:: What to produce ::
Go through the entries and transcribe each one exactly, dropping the pictures.

:: Provided material ::
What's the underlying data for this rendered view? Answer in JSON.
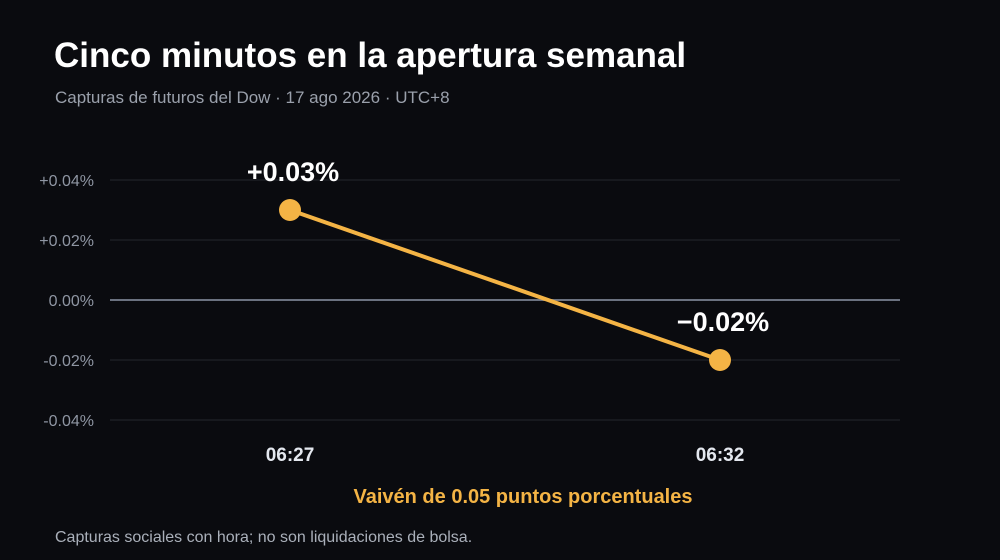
{
  "title": "Cinco minutos en la apertura semanal",
  "subtitle": "Capturas de futuros del Dow · 17 ago 2026 · UTC+8",
  "annotation": "Vaivén de 0.05 puntos porcentuales",
  "footnote": "Capturas sociales con hora; no son liquidaciones de bolsa.",
  "colors": {
    "background": "#0a0b0f",
    "series": "#f4b445",
    "grid": "#24272e",
    "zero_line": "#6b7280"
  },
  "chart_data": {
    "type": "line",
    "x": [
      "06:27",
      "06:32"
    ],
    "series": [
      {
        "values": [
          0.03,
          -0.02
        ]
      }
    ],
    "data_labels": [
      "+0.03%",
      "−0.02%"
    ],
    "ylim": [
      -0.04,
      0.04
    ],
    "yticks": [
      0.04,
      0.02,
      0.0,
      -0.02,
      -0.04
    ],
    "ytick_labels": [
      "+0.04%",
      "+0.02%",
      "0.00%",
      "-0.02%",
      "-0.04%"
    ],
    "grid": true,
    "legend": "none"
  }
}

:: Output of the exercise ::
What's the underlying data for this rendered view? Answer in JSON.
{
  "title": "Cinco minutos en la apertura semanal",
  "subtitle": "Capturas de futuros del Dow · 17 ago 2026 · UTC+8",
  "annotation": "Vaivén de 0.05 puntos porcentuales",
  "footnote": "Capturas sociales con hora; no son liquidaciones de bolsa.",
  "colors": {
    "background": "#0a0b0f",
    "series": "#f4b445",
    "grid": "#24272e",
    "zero_line": "#6b7280"
  },
  "chart_data": {
    "type": "line",
    "x": [
      "06:27",
      "06:32"
    ],
    "series": [
      {
        "values": [
          0.03,
          -0.02
        ]
      }
    ],
    "data_labels": [
      "+0.03%",
      "−0.02%"
    ],
    "ylim": [
      -0.04,
      0.04
    ],
    "yticks": [
      0.04,
      0.02,
      0.0,
      -0.02,
      -0.04
    ],
    "ytick_labels": [
      "+0.04%",
      "+0.02%",
      "0.00%",
      "-0.02%",
      "-0.04%"
    ],
    "grid": true,
    "legend": "none"
  }
}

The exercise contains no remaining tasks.